### Problem details
Reproduce every line of the material below without any changes, and leave the pictures out of your output.

Excerpt from a dataset:
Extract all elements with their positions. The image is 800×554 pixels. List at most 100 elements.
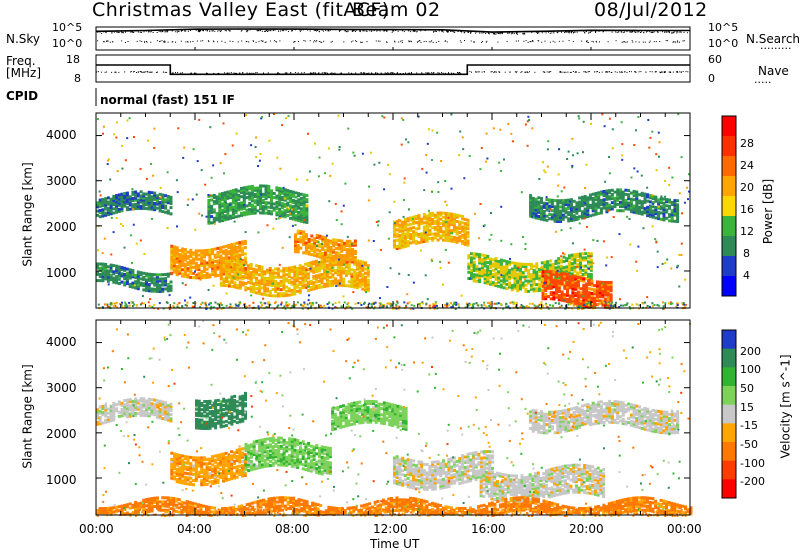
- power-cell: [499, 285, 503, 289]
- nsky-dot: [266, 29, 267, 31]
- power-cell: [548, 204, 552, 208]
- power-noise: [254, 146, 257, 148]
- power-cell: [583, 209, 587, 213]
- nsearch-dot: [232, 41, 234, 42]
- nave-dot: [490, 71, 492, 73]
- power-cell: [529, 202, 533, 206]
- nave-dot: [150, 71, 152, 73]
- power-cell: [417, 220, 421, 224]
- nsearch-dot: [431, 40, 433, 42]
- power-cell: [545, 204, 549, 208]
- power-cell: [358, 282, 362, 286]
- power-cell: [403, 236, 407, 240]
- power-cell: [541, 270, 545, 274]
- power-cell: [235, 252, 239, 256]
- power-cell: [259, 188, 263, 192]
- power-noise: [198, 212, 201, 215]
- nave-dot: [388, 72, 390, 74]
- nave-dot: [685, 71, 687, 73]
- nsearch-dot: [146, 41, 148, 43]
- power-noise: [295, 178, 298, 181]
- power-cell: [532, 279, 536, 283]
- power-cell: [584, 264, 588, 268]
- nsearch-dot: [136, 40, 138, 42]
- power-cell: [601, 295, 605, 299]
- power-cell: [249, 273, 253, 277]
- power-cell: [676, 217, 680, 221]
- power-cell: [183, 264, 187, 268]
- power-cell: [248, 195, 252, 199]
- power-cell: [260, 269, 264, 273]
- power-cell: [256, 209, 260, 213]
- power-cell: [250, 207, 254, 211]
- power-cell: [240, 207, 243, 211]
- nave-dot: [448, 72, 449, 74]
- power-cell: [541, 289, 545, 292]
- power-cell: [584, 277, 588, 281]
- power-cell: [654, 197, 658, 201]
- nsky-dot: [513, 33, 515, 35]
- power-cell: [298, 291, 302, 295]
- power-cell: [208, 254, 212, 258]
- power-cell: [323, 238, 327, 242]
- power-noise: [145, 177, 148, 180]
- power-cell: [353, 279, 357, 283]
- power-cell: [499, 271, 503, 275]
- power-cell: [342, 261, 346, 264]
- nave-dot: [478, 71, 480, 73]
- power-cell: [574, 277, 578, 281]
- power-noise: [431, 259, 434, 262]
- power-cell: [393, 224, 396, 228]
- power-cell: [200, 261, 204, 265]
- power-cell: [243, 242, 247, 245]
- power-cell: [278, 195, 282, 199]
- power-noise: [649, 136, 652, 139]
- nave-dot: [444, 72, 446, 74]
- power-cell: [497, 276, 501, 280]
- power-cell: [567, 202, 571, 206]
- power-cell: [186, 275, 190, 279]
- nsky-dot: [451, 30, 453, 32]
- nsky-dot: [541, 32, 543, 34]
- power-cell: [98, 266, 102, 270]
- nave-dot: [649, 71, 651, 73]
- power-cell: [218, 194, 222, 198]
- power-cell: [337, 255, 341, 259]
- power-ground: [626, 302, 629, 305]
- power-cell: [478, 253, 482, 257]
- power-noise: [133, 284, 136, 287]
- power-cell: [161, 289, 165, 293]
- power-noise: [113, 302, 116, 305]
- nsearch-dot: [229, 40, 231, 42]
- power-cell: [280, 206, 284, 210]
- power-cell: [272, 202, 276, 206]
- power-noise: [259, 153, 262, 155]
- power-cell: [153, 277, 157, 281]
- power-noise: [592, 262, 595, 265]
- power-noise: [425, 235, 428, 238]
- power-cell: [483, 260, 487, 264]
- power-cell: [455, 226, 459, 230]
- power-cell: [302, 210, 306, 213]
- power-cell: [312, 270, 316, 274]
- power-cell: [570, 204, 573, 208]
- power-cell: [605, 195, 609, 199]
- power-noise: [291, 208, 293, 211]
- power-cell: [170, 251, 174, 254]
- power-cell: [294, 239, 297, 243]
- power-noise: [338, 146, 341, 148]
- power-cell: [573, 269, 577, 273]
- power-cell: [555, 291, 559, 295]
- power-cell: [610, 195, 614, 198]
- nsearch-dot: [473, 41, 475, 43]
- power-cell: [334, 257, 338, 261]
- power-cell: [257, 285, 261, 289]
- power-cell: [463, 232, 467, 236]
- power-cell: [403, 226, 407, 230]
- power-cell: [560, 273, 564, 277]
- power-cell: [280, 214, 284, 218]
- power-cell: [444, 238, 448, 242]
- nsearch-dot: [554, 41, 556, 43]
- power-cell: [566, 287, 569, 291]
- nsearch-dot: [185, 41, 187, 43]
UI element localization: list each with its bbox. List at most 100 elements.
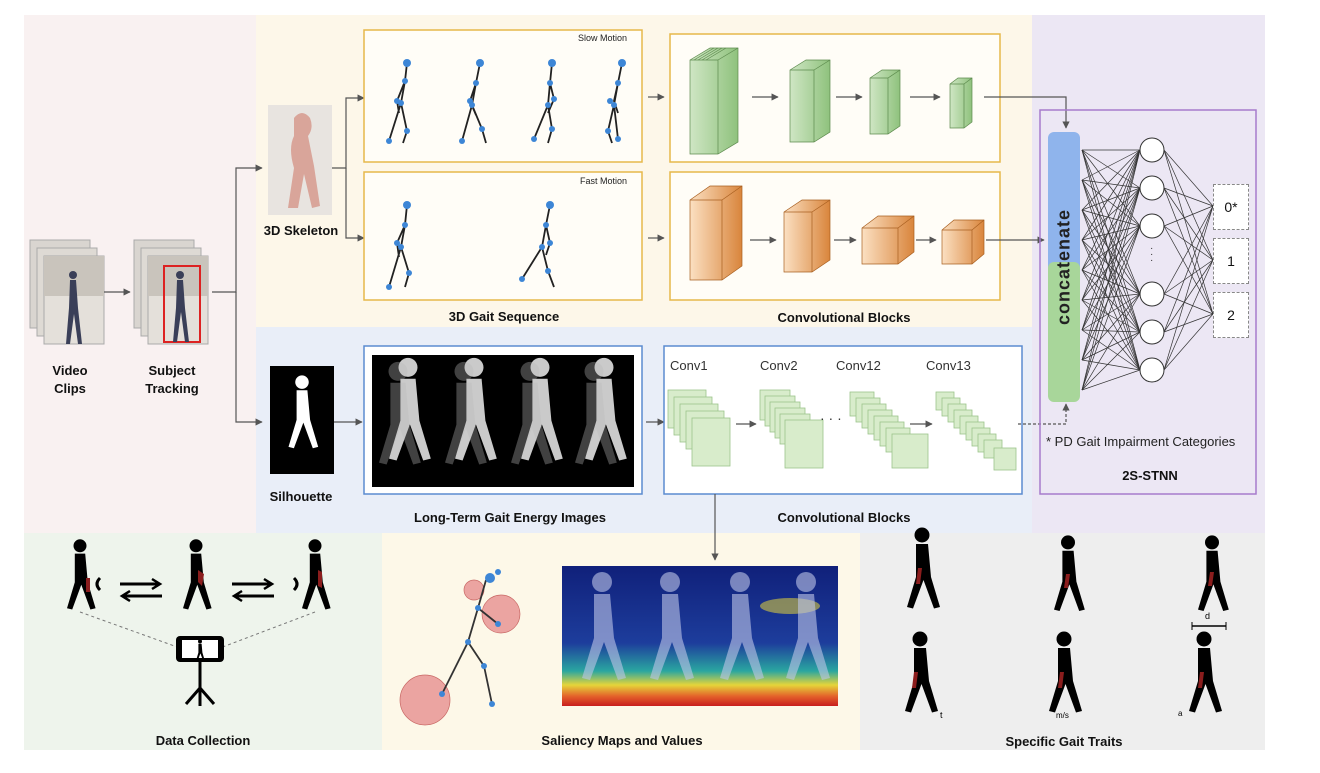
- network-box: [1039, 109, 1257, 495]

### Solution for this problem
Extract all elements with their positions. The image is 800×554 pixels. List at most 100 elements.
- power-cell: [499, 285, 503, 289]
- nsky-dot: [266, 29, 267, 31]
- power-cell: [548, 204, 552, 208]
- power-noise: [254, 146, 257, 148]
- power-cell: [583, 209, 587, 213]
- nsearch-dot: [232, 41, 234, 42]
- nave-dot: [490, 71, 492, 73]
- power-cell: [529, 202, 533, 206]
- nave-dot: [150, 71, 152, 73]
- power-cell: [417, 220, 421, 224]
- nsearch-dot: [431, 40, 433, 42]
- power-cell: [545, 204, 549, 208]
- power-cell: [358, 282, 362, 286]
- power-cell: [403, 236, 407, 240]
- power-cell: [541, 270, 545, 274]
- power-cell: [235, 252, 239, 256]
- power-cell: [259, 188, 263, 192]
- power-noise: [198, 212, 201, 215]
- nave-dot: [388, 72, 390, 74]
- nave-dot: [685, 71, 687, 73]
- nsearch-dot: [146, 41, 148, 43]
- power-noise: [295, 178, 298, 181]
- power-cell: [532, 279, 536, 283]
- power-cell: [584, 264, 588, 268]
- nsearch-dot: [136, 40, 138, 42]
- power-cell: [601, 295, 605, 299]
- power-cell: [249, 273, 253, 277]
- power-cell: [676, 217, 680, 221]
- power-cell: [183, 264, 187, 268]
- power-cell: [248, 195, 252, 199]
- power-cell: [260, 269, 264, 273]
- power-cell: [256, 209, 260, 213]
- power-cell: [250, 207, 254, 211]
- power-cell: [240, 207, 243, 211]
- nave-dot: [448, 72, 449, 74]
- power-cell: [541, 289, 545, 292]
- power-cell: [584, 277, 588, 281]
- power-cell: [654, 197, 658, 201]
- nsky-dot: [513, 33, 515, 35]
- power-cell: [298, 291, 302, 295]
- power-cell: [208, 254, 212, 258]
- power-cell: [323, 238, 327, 242]
- power-noise: [145, 177, 148, 180]
- power-cell: [353, 279, 357, 283]
- power-cell: [499, 271, 503, 275]
- power-cell: [342, 261, 346, 264]
- nave-dot: [478, 71, 480, 73]
- power-cell: [574, 277, 578, 281]
- power-noise: [431, 259, 434, 262]
- power-cell: [393, 224, 396, 228]
- power-cell: [200, 261, 204, 265]
- power-cell: [243, 242, 247, 245]
- power-cell: [278, 195, 282, 199]
- power-noise: [649, 136, 652, 139]
- nave-dot: [444, 72, 446, 74]
- power-cell: [497, 276, 501, 280]
- power-cell: [567, 202, 571, 206]
- power-cell: [186, 275, 190, 279]
- nsky-dot: [451, 30, 453, 32]
- nsky-dot: [541, 32, 543, 34]
- power-cell: [98, 266, 102, 270]
- nave-dot: [649, 71, 651, 73]
- power-cell: [218, 194, 222, 198]
- power-cell: [337, 255, 341, 259]
- power-ground: [626, 302, 629, 305]
- power-cell: [478, 253, 482, 257]
- power-noise: [133, 284, 136, 287]
- power-cell: [161, 289, 165, 293]
- power-noise: [113, 302, 116, 305]
- nsearch-dot: [229, 40, 231, 42]
- power-cell: [280, 206, 284, 210]
- power-cell: [272, 202, 276, 206]
- power-noise: [259, 153, 262, 155]
- power-cell: [153, 277, 157, 281]
- power-noise: [592, 262, 595, 265]
- power-noise: [425, 235, 428, 238]
- power-cell: [483, 260, 487, 264]
- power-cell: [455, 226, 459, 230]
- power-cell: [302, 210, 306, 213]
- power-cell: [312, 270, 316, 274]
- power-cell: [570, 204, 573, 208]
- power-cell: [605, 195, 609, 199]
- power-noise: [291, 208, 293, 211]
- power-cell: [170, 251, 174, 254]
- power-cell: [294, 239, 297, 243]
- power-noise: [338, 146, 341, 148]
- power-cell: [573, 269, 577, 273]
- power-cell: [555, 291, 559, 295]
- power-cell: [610, 195, 614, 198]
- nsearch-dot: [473, 41, 475, 43]
- power-cell: [334, 257, 338, 261]
- power-cell: [257, 285, 261, 289]
- power-cell: [463, 232, 467, 236]
- power-cell: [403, 226, 407, 230]
- power-cell: [560, 273, 564, 277]
- power-cell: [280, 214, 284, 218]
- power-cell: [444, 238, 448, 242]
- nsearch-dot: [554, 41, 556, 43]
- power-cell: [566, 287, 569, 291]
- nsearch-dot: [185, 41, 187, 43]
UI element localization: list each with its bbox. List at most 100 elements.
- network-box: [1039, 109, 1257, 495]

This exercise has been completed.